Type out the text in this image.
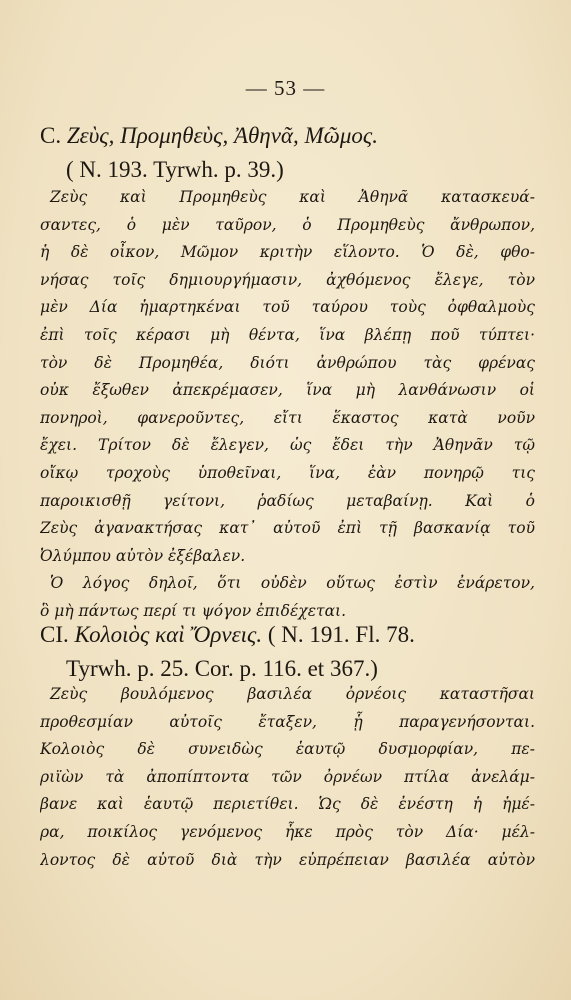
— 53 —
C. Ζεὺς, Προμηθεὺς, Ἀθηνᾶ, Μῶμος.
( N. 193. Tyrwh. p. 39.)
Ζεὺς καὶ Προμηθεὺς καὶ Ἀθηνᾶ κατασκευά-
σαντες, ὁ μὲν ταῦρον, ὁ Προμηθεὺς ἄνθρωπον,
ἡ δὲ οἶκον, Μῶμον κριτὴν εἵλοντο. Ὁ δὲ, φθο-
νήσας τοῖς δημιουργήμασιν, ἀχθόμενος ἔλεγε, τὸν
μὲν Δία ἡμαρτηκέναι τοῦ ταύρου τοὺς ὀφθαλμοὺς
ἐπὶ τοῖς κέρασι μὴ θέντα, ἵνα βλέπῃ ποῦ τύπτει·
τὸν δὲ Προμηθέα, διότι ἀνθρώπου τὰς φρένας
οὐκ ἔξωθεν ἀπεκρέμασεν, ἵνα μὴ λανθάνωσιν οἱ
πονηροὶ, φανεροῦντες, εἴτι ἕκαστος κατὰ νοῦν
ἔχει. Τρίτον δὲ ἔλεγεν, ὡς ἔδει τὴν Ἀθηνᾶν τῷ
οἴκῳ τροχοὺς ὑποθεῖναι, ἵνα, ἐὰν πονηρῷ τις
παροικισθῇ γείτονι, ῥαδίως μεταβαίνῃ. Καὶ ὁ
Ζεὺς ἀγανακτήσας κατ᾽ αὐτοῦ ἐπὶ τῇ βασκανίᾳ τοῦ
Ὀλύμπου αὐτὸν ἐξέβαλεν.
Ὁ λόγος δηλοῖ, ὅτι οὐδὲν οὕτως ἐστὶν ἐνάρετον,
ὃ μὴ πάντως περί τι ψόγον ἐπιδέχεται.
CI. Κολοιὸς καὶ Ὄρνεις. ( N. 191. Fl. 78.
Tyrwh. p. 25. Cor. p. 116. et 367.)
Ζεὺς βουλόμενος βασιλέα ὀρνέοις καταστῆσαι
προθεσμίαν αὐτοῖς ἔταξεν, ᾗ παραγενήσονται.
Κολοιὸς δὲ συνειδὼς ἑαυτῷ δυσμορφίαν, πε-
ριϊὼν τὰ ἀποπίπτοντα τῶν ὀρνέων πτίλα ἀνελάμ-
βανε καὶ ἑαυτῷ περιετίθει. Ὡς δὲ ἐνέστη ἡ ἡμέ-
ρα, ποικίλος γενόμενος ἧκε πρὸς τὸν Δία· μέλ-
λοντος δὲ αὐτοῦ διὰ τὴν εὐπρέπειαν βασιλέα αὐτὸν
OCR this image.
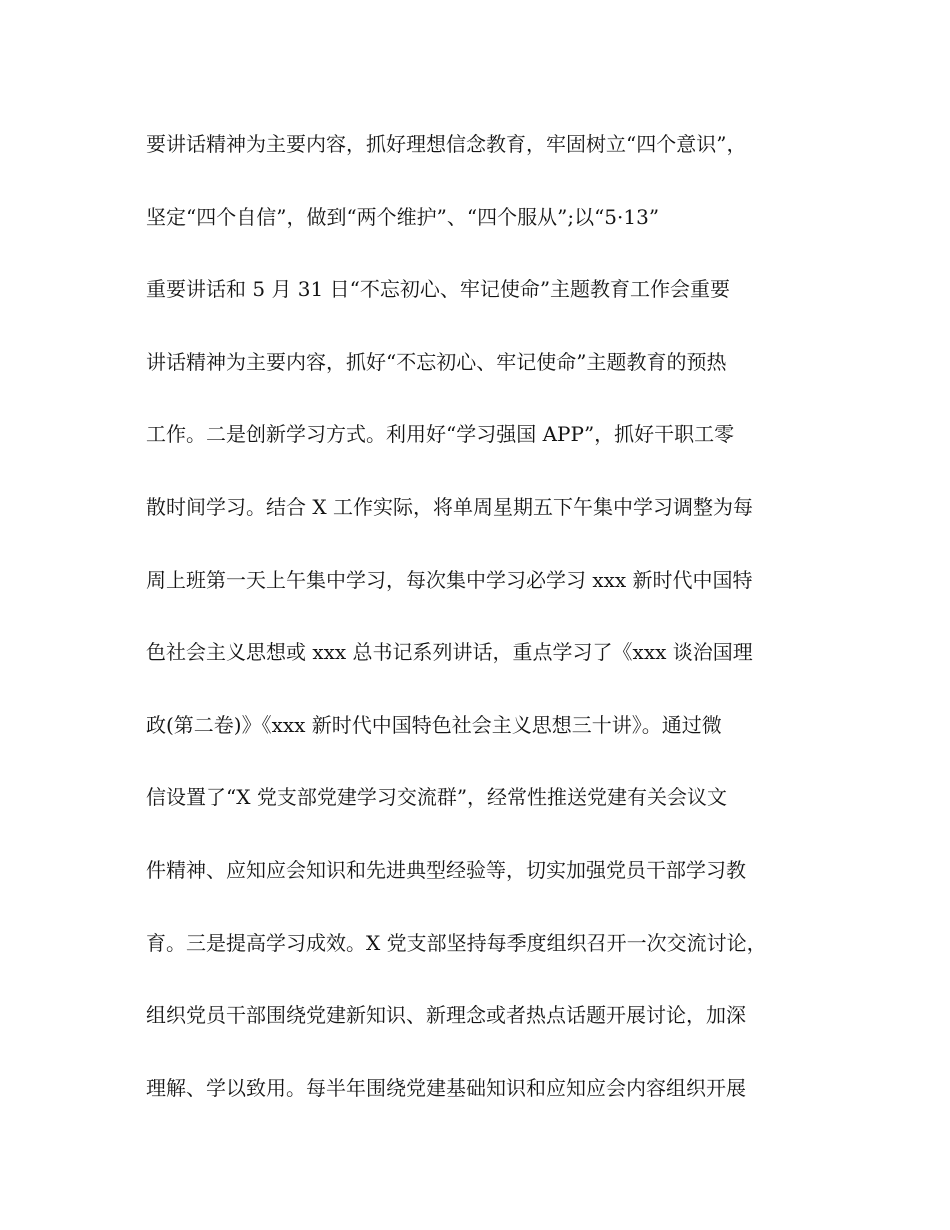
要讲话精神为主要内容，抓好理想信念教育，牢固树立“四个意识”，
坚定“四个自信”，做到“两个维护”、“四个服从”;以“5·13”
重要讲话和 5 月 31 日“不忘初心、牢记使命”主题教育工作会重要
讲话精神为主要内容，抓好“不忘初心、牢记使命”主题教育的预热
工作。二是创新学习方式。利用好“学习强国 APP”，抓好干职工零
散时间学习。结合 X 工作实际，将单周星期五下午集中学习调整为每
周上班第一天上午集中学习，每次集中学习必学习 xxx 新时代中国特
色社会主义思想或 xxx 总书记系列讲话，重点学习了《xxx 谈治国理
政(第二卷)》《xxx 新时代中国特色社会主义思想三十讲》。通过微
信设置了“X 党支部党建学习交流群”，经常性推送党建有关会议文
件精神、应知应会知识和先进典型经验等，切实加强党员干部学习教
育。三是提高学习成效。X 党支部坚持每季度组织召开一次交流讨论，
组织党员干部围绕党建新知识、新理念或者热点话题开展讨论，加深
理解、学以致用。每半年围绕党建基础知识和应知应会内容组织开展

## Required task:
Omit the images and transcribe all of the records above word for word.

## Expected answer:
Type out the text in this image.
— 53 —
C. Ζεὺς, Προμηθεὺς, Ἀθηνᾶ, Μῶμος.
( N. 193. Tyrwh. p. 39.)
Ζεὺς καὶ Προμηθεὺς καὶ Ἀθηνᾶ κατασκευά-
σαντες, ὁ μὲν ταῦρον, ὁ Προμηθεὺς ἄνθρωπον,
ἡ δὲ οἶκον, Μῶμον κριτὴν εἵλοντο. Ὁ δὲ, φθο-
νήσας τοῖς δημιουργήμασιν, ἀχθόμενος ἔλεγε, τὸν
μὲν Δία ἡμαρτηκέναι τοῦ ταύρου τοὺς ὀφθαλμοὺς
ἐπὶ τοῖς κέρασι μὴ θέντα, ἵνα βλέπῃ ποῦ τύπτει·
τὸν δὲ Προμηθέα, διότι ἀνθρώπου τὰς φρένας
οὐκ ἔξωθεν ἀπεκρέμασεν, ἵνα μὴ λανθάνωσιν οἱ
πονηροὶ, φανεροῦντες, εἴτι ἕκαστος κατὰ νοῦν
ἔχει. Τρίτον δὲ ἔλεγεν, ὡς ἔδει τὴν Ἀθηνᾶν τῷ
οἴκῳ τροχοὺς ὑποθεῖναι, ἵνα, ἐὰν πονηρῷ τις
παροικισθῇ γείτονι, ῥαδίως μεταβαίνῃ. Καὶ ὁ
Ζεὺς ἀγανακτήσας κατ᾽ αὐτοῦ ἐπὶ τῇ βασκανίᾳ τοῦ
Ὀλύμπου αὐτὸν ἐξέβαλεν.
Ὁ λόγος δηλοῖ, ὅτι οὐδὲν οὕτως ἐστὶν ἐνάρετον,
ὃ μὴ πάντως περί τι ψόγον ἐπιδέχεται.
CI. Κολοιὸς καὶ Ὄρνεις. ( N. 191. Fl. 78.
Tyrwh. p. 25. Cor. p. 116. et 367.)
Ζεὺς βουλόμενος βασιλέα ὀρνέοις καταστῆσαι
προθεσμίαν αὐτοῖς ἔταξεν, ᾗ παραγενήσονται.
Κολοιὸς δὲ συνειδὼς ἑαυτῷ δυσμορφίαν, πε-
ριϊὼν τὰ ἀποπίπτοντα τῶν ὀρνέων πτίλα ἀνελάμ-
βανε καὶ ἑαυτῷ περιετίθει. Ὡς δὲ ἐνέστη ἡ ἡμέ-
ρα, ποικίλος γενόμενος ἧκε πρὸς τὸν Δία· μέλ-
λοντος δὲ αὐτοῦ διὰ τὴν εὐπρέπειαν βασιλέα αὐτὸν
OCR this image.
要讲话精神为主要内容，抓好理想信念教育，牢固树立“四个意识”，
坚定“四个自信”，做到“两个维护”、“四个服从”;以“5·13”
重要讲话和 5 月 31 日“不忘初心、牢记使命”主题教育工作会重要
讲话精神为主要内容，抓好“不忘初心、牢记使命”主题教育的预热
工作。二是创新学习方式。利用好“学习强国 APP”，抓好干职工零
散时间学习。结合 X 工作实际，将单周星期五下午集中学习调整为每
周上班第一天上午集中学习，每次集中学习必学习 xxx 新时代中国特
色社会主义思想或 xxx 总书记系列讲话，重点学习了《xxx 谈治国理
政(第二卷)》《xxx 新时代中国特色社会主义思想三十讲》。通过微
信设置了“X 党支部党建学习交流群”，经常性推送党建有关会议文
件精神、应知应会知识和先进典型经验等，切实加强党员干部学习教
育。三是提高学习成效。X 党支部坚持每季度组织召开一次交流讨论，
组织党员干部围绕党建新知识、新理念或者热点话题开展讨论，加深
理解、学以致用。每半年围绕党建基础知识和应知应会内容组织开展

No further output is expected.